* [Task goal]: Every line below is to be copied exactly, with the pictures left out.

Dataset records on visual material:
* Start *

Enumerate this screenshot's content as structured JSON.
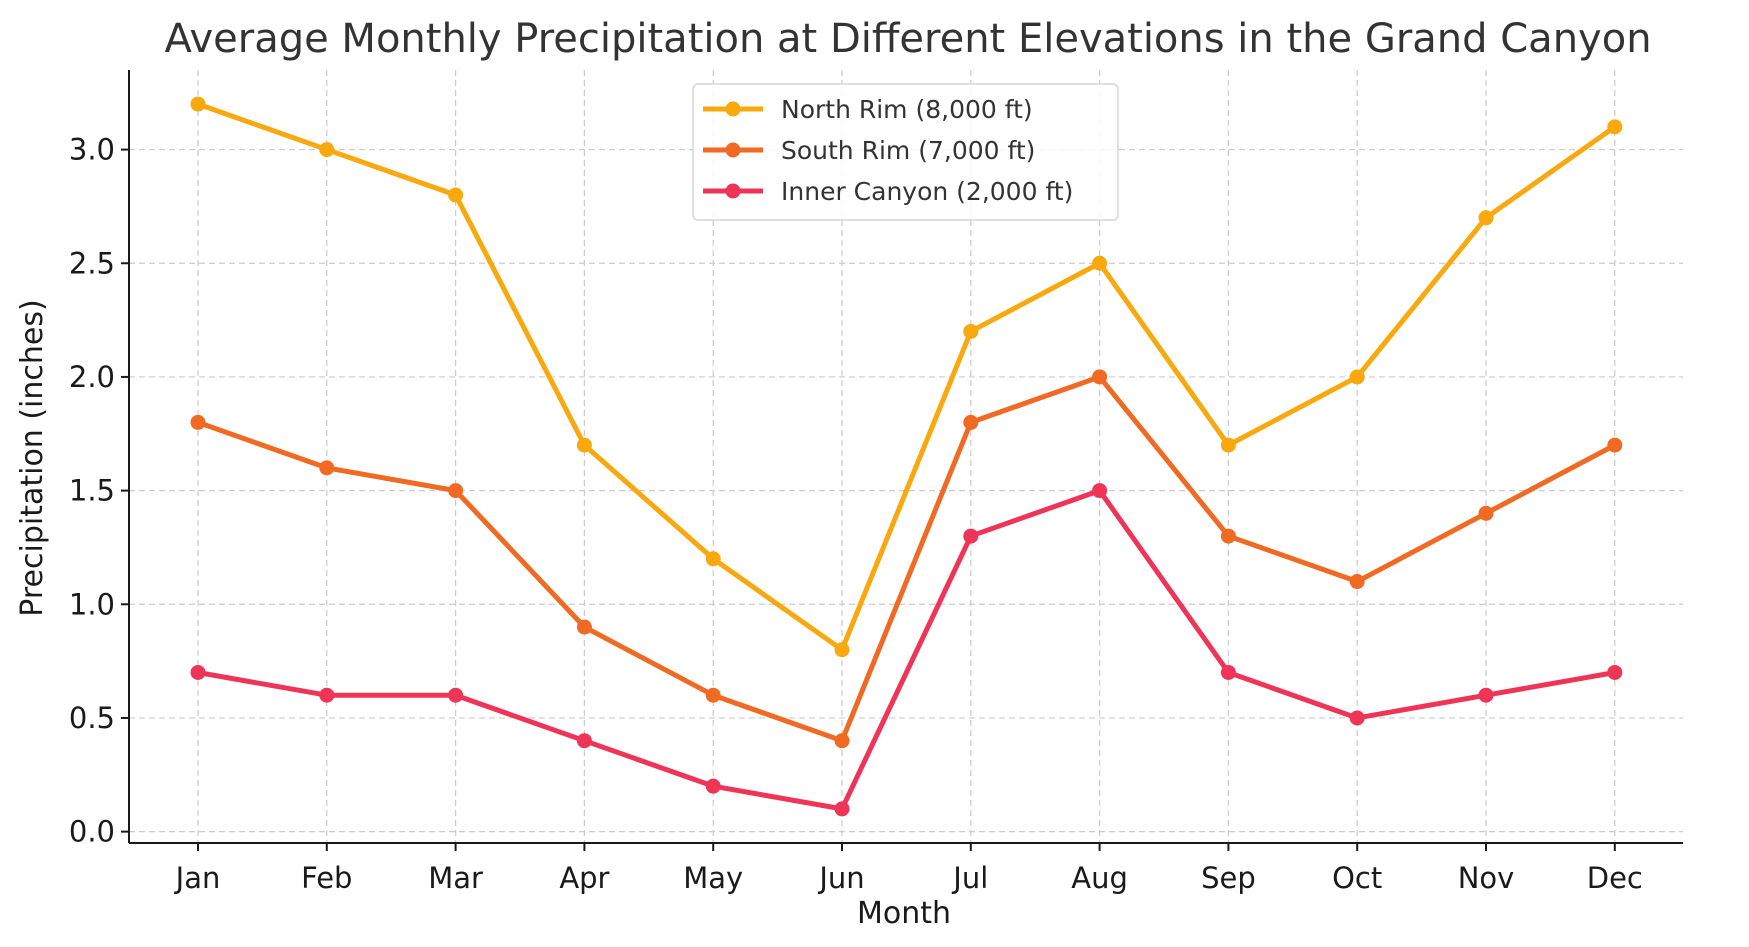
{
  "chart_data": {
    "type": "line",
    "title": "Average Monthly Precipitation at Different Elevations in the Grand Canyon",
    "xlabel": "Month",
    "ylabel": "Precipitation (inches)",
    "categories": [
      "Jan",
      "Feb",
      "Mar",
      "Apr",
      "May",
      "Jun",
      "Jul",
      "Aug",
      "Sep",
      "Oct",
      "Nov",
      "Dec"
    ],
    "yticks": [
      "0.0",
      "0.5",
      "1.0",
      "1.5",
      "2.0",
      "2.5",
      "3.0"
    ],
    "ylim": [
      -0.05,
      3.35
    ],
    "grid": true,
    "legend_position": "top-center",
    "series": [
      {
        "name": "North Rim (8,000 ft)",
        "color": "#f9a80e",
        "values": [
          3.2,
          3.0,
          2.8,
          1.7,
          1.2,
          0.8,
          2.2,
          2.5,
          1.7,
          2.0,
          2.7,
          3.1
        ]
      },
      {
        "name": "South Rim (7,000 ft)",
        "color": "#f06a23",
        "values": [
          1.8,
          1.6,
          1.5,
          0.9,
          0.6,
          0.4,
          1.8,
          2.0,
          1.3,
          1.1,
          1.4,
          1.7
        ]
      },
      {
        "name": "Inner Canyon (2,000 ft)",
        "color": "#ef3557",
        "values": [
          0.7,
          0.6,
          0.6,
          0.4,
          0.2,
          0.1,
          1.3,
          1.5,
          0.7,
          0.5,
          0.6,
          0.7
        ]
      }
    ]
  }
}
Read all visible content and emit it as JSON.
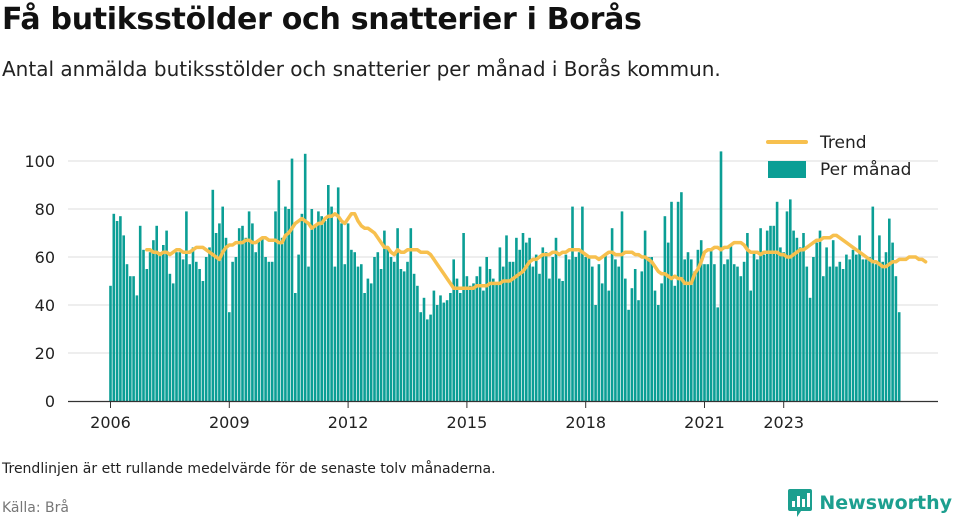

* End *

* [Solution to this exercise]:
Enumerate this screenshot's content as structured JSON.
{
  "chart_data": {
    "type": "line",
    "title": "Average Monthly Precipitation at Different Elevations in the Grand Canyon",
    "xlabel": "Month",
    "ylabel": "Precipitation (inches)",
    "categories": [
      "Jan",
      "Feb",
      "Mar",
      "Apr",
      "May",
      "Jun",
      "Jul",
      "Aug",
      "Sep",
      "Oct",
      "Nov",
      "Dec"
    ],
    "yticks": [
      "0.0",
      "0.5",
      "1.0",
      "1.5",
      "2.0",
      "2.5",
      "3.0"
    ],
    "ylim": [
      -0.05,
      3.35
    ],
    "grid": true,
    "legend_position": "top-center",
    "series": [
      {
        "name": "North Rim (8,000 ft)",
        "color": "#f9a80e",
        "values": [
          3.2,
          3.0,
          2.8,
          1.7,
          1.2,
          0.8,
          2.2,
          2.5,
          1.7,
          2.0,
          2.7,
          3.1
        ]
      },
      {
        "name": "South Rim (7,000 ft)",
        "color": "#f06a23",
        "values": [
          1.8,
          1.6,
          1.5,
          0.9,
          0.6,
          0.4,
          1.8,
          2.0,
          1.3,
          1.1,
          1.4,
          1.7
        ]
      },
      {
        "name": "Inner Canyon (2,000 ft)",
        "color": "#ef3557",
        "values": [
          0.7,
          0.6,
          0.6,
          0.4,
          0.2,
          0.1,
          1.3,
          1.5,
          0.7,
          0.5,
          0.6,
          0.7
        ]
      }
    ]
  }
}
Read all visible content and emit it as JSON.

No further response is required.